What the task asks:
The listing beneath should be written out in full, exactly as shown.
··· Information shown
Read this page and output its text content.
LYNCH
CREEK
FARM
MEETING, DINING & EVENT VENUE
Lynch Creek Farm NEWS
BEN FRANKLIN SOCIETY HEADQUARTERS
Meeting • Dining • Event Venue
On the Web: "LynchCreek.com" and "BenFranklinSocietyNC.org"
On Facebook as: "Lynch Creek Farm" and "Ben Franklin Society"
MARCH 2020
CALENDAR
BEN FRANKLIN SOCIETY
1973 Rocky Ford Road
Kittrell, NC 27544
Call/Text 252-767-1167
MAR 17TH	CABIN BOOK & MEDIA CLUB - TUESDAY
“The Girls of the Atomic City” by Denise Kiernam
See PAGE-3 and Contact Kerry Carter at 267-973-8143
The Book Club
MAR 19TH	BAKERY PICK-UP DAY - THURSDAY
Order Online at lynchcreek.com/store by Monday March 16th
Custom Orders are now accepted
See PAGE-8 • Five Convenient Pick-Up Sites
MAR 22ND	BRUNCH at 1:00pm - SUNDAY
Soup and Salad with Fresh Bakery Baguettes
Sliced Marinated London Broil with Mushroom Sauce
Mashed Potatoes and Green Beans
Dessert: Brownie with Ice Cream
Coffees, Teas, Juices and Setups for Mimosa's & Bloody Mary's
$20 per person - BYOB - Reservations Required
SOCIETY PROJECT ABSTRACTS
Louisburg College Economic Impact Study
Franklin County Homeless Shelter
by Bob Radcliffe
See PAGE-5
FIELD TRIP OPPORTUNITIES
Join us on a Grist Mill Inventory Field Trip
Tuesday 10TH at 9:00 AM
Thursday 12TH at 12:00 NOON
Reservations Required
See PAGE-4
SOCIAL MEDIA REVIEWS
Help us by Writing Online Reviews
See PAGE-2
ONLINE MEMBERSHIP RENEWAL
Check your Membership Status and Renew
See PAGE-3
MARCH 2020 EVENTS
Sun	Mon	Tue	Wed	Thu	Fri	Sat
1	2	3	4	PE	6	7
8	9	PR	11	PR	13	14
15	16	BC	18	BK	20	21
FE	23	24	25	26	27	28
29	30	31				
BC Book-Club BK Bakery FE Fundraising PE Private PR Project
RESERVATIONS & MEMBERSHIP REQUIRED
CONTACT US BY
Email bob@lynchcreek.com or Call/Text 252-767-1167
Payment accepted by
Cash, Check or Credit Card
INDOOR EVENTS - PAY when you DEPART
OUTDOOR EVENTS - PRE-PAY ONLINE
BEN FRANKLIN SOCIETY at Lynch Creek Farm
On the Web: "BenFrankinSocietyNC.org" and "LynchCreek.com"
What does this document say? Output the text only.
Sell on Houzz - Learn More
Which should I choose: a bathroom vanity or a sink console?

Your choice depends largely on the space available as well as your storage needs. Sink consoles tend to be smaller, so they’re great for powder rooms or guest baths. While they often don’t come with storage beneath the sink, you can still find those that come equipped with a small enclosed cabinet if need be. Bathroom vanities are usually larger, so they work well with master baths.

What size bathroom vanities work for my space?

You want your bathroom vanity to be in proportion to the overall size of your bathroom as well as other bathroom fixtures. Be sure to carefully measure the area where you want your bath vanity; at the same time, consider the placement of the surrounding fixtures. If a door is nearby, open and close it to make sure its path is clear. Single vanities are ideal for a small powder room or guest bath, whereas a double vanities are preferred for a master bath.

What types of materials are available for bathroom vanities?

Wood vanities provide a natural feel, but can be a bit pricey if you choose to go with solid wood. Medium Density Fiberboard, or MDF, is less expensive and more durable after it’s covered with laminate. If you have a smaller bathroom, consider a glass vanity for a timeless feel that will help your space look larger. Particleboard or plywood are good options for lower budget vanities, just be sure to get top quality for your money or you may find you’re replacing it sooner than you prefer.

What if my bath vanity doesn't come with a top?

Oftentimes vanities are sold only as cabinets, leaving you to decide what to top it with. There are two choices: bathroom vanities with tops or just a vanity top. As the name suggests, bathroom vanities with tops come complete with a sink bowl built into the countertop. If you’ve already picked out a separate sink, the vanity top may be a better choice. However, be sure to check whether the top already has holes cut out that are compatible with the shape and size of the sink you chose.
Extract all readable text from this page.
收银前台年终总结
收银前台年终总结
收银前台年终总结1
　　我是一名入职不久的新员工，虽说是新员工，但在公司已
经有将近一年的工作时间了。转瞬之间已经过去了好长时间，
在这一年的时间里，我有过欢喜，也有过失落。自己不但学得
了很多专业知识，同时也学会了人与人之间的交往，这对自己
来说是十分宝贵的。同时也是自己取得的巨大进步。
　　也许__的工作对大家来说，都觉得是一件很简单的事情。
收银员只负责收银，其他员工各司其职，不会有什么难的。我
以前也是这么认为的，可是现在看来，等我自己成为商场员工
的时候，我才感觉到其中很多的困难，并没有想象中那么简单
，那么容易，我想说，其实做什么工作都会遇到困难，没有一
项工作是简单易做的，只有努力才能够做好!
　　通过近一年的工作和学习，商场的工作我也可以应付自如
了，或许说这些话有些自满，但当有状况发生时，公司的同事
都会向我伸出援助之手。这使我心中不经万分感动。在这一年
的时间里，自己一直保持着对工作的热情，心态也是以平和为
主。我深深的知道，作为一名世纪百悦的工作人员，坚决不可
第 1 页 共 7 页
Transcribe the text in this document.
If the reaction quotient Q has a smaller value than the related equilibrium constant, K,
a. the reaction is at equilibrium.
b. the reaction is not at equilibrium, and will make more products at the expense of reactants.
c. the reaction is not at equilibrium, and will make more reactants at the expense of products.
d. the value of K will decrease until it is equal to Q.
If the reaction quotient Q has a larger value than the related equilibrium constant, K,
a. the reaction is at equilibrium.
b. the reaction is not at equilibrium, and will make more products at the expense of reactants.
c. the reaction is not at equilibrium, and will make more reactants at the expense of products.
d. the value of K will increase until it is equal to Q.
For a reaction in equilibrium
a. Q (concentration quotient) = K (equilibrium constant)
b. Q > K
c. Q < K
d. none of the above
······
Full output:
Read this page and output its text content.
LYNCH
CREEK
FARM
MEETING, DINING & EVENT VENUE
Lynch Creek Farm NEWS
BEN FRANKLIN SOCIETY HEADQUARTERS
Meeting • Dining • Event Venue
On the Web: "LynchCreek.com" and "BenFranklinSocietyNC.org"
On Facebook as: "Lynch Creek Farm" and "Ben Franklin Society"
MARCH 2020
CALENDAR
BEN FRANKLIN SOCIETY
1973 Rocky Ford Road
Kittrell, NC 27544
Call/Text 252-767-1167
MAR 17TH	CABIN BOOK & MEDIA CLUB - TUESDAY
“The Girls of the Atomic City” by Denise Kiernam
See PAGE-3 and Contact Kerry Carter at 267-973-8143
The Book Club
MAR 19TH	BAKERY PICK-UP DAY - THURSDAY
Order Online at lynchcreek.com/store by Monday March 16th
Custom Orders are now accepted
See PAGE-8 • Five Convenient Pick-Up Sites
MAR 22ND	BRUNCH at 1:00pm - SUNDAY
Soup and Salad with Fresh Bakery Baguettes
Sliced Marinated London Broil with Mushroom Sauce
Mashed Potatoes and Green Beans
Dessert: Brownie with Ice Cream
Coffees, Teas, Juices and Setups for Mimosa's & Bloody Mary's
$20 per person - BYOB - Reservations Required
SOCIETY PROJECT ABSTRACTS
Louisburg College Economic Impact Study
Franklin County Homeless Shelter
by Bob Radcliffe
See PAGE-5
FIELD TRIP OPPORTUNITIES
Join us on a Grist Mill Inventory Field Trip
Tuesday 10TH at 9:00 AM
Thursday 12TH at 12:00 NOON
Reservations Required
See PAGE-4
SOCIAL MEDIA REVIEWS
Help us by Writing Online Reviews
See PAGE-2
ONLINE MEMBERSHIP RENEWAL
Check your Membership Status and Renew
See PAGE-3
MARCH 2020 EVENTS
Sun	Mon	Tue	Wed	Thu	Fri	Sat
1	2	3	4	PE	6	7
8	9	PR	11	PR	13	14
15	16	BC	18	BK	20	21
FE	23	24	25	26	27	28
29	30	31				
BC Book-Club BK Bakery FE Fundraising PE Private PR Project
RESERVATIONS & MEMBERSHIP REQUIRED
CONTACT US BY
Email bob@lynchcreek.com or Call/Text 252-767-1167
Payment accepted by
Cash, Check or Credit Card
INDOOR EVENTS - PAY when you DEPART
OUTDOOR EVENTS - PRE-PAY ONLINE
BEN FRANKLIN SOCIETY at Lynch Creek Farm
On the Web: "BenFrankinSocietyNC.org" and "LynchCreek.com"
What does this document say? Output the text only.
Sell on Houzz - Learn More
Which should I choose: a bathroom vanity or a sink console?

Your choice depends largely on the space available as well as your storage needs. Sink consoles tend to be smaller, so they’re great for powder rooms or guest baths. While they often don’t come with storage beneath the sink, you can still find those that come equipped with a small enclosed cabinet if need be. Bathroom vanities are usually larger, so they work well with master baths.

What size bathroom vanities work for my space?

You want your bathroom vanity to be in proportion to the overall size of your bathroom as well as other bathroom fixtures. Be sure to carefully measure the area where you want your bath vanity; at the same time, consider the placement of the surrounding fixtures. If a door is nearby, open and close it to make sure its path is clear. Single vanities are ideal for a small powder room or guest bath, whereas a double vanities are preferred for a master bath.

What types of materials are available for bathroom vanities?

Wood vanities provide a natural feel, but can be a bit pricey if you choose to go with solid wood. Medium Density Fiberboard, or MDF, is less expensive and more durable after it’s covered with laminate. If you have a smaller bathroom, consider a glass vanity for a timeless feel that will help your space look larger. Particleboard or plywood are good options for lower budget vanities, just be sure to get top quality for your money or you may find you’re replacing it sooner than you prefer.

What if my bath vanity doesn't come with a top?

Oftentimes vanities are sold only as cabinets, leaving you to decide what to top it with. There are two choices: bathroom vanities with tops or just a vanity top. As the name suggests, bathroom vanities with tops come complete with a sink bowl built into the countertop. If you’ve already picked out a separate sink, the vanity top may be a better choice. However, be sure to check whether the top already has holes cut out that are compatible with the shape and size of the sink you chose.
Extract all readable text from this page.
收银前台年终总结
收银前台年终总结
收银前台年终总结1
　　我是一名入职不久的新员工，虽说是新员工，但在公司已
经有将近一年的工作时间了。转瞬之间已经过去了好长时间，
在这一年的时间里，我有过欢喜，也有过失落。自己不但学得
了很多专业知识，同时也学会了人与人之间的交往，这对自己
来说是十分宝贵的。同时也是自己取得的巨大进步。
　　也许__的工作对大家来说，都觉得是一件很简单的事情。
收银员只负责收银，其他员工各司其职，不会有什么难的。我
以前也是这么认为的，可是现在看来，等我自己成为商场员工
的时候，我才感觉到其中很多的困难，并没有想象中那么简单
，那么容易，我想说，其实做什么工作都会遇到困难，没有一
项工作是简单易做的，只有努力才能够做好!
　　通过近一年的工作和学习，商场的工作我也可以应付自如
了，或许说这些话有些自满，但当有状况发生时，公司的同事
都会向我伸出援助之手。这使我心中不经万分感动。在这一年
的时间里，自己一直保持着对工作的热情，心态也是以平和为
主。我深深的知道，作为一名世纪百悦的工作人员，坚决不可
第 1 页 共 7 页
Transcribe the text in this document.
If the reaction quotient Q has a smaller value than the related equilibrium constant, K,
a. the reaction is at equilibrium.
b. the reaction is not at equilibrium, and will make more products at the expense of reactants.
c. the reaction is not at equilibrium, and will make more reactants at the expense of products.
d. the value of K will decrease until it is equal to Q.
If the reaction quotient Q has a larger value than the related equilibrium constant, K,
a. the reaction is at equilibrium.
b. the reaction is not at equilibrium, and will make more products at the expense of reactants.
c. the reaction is not at equilibrium, and will make more reactants at the expense of products.
d. the value of K will increase until it is equal to Q.
For a reaction in equilibrium
a. Q (concentration quotient) = K (equilibrium constant)
b. Q > K
c. Q < K
d. none of the above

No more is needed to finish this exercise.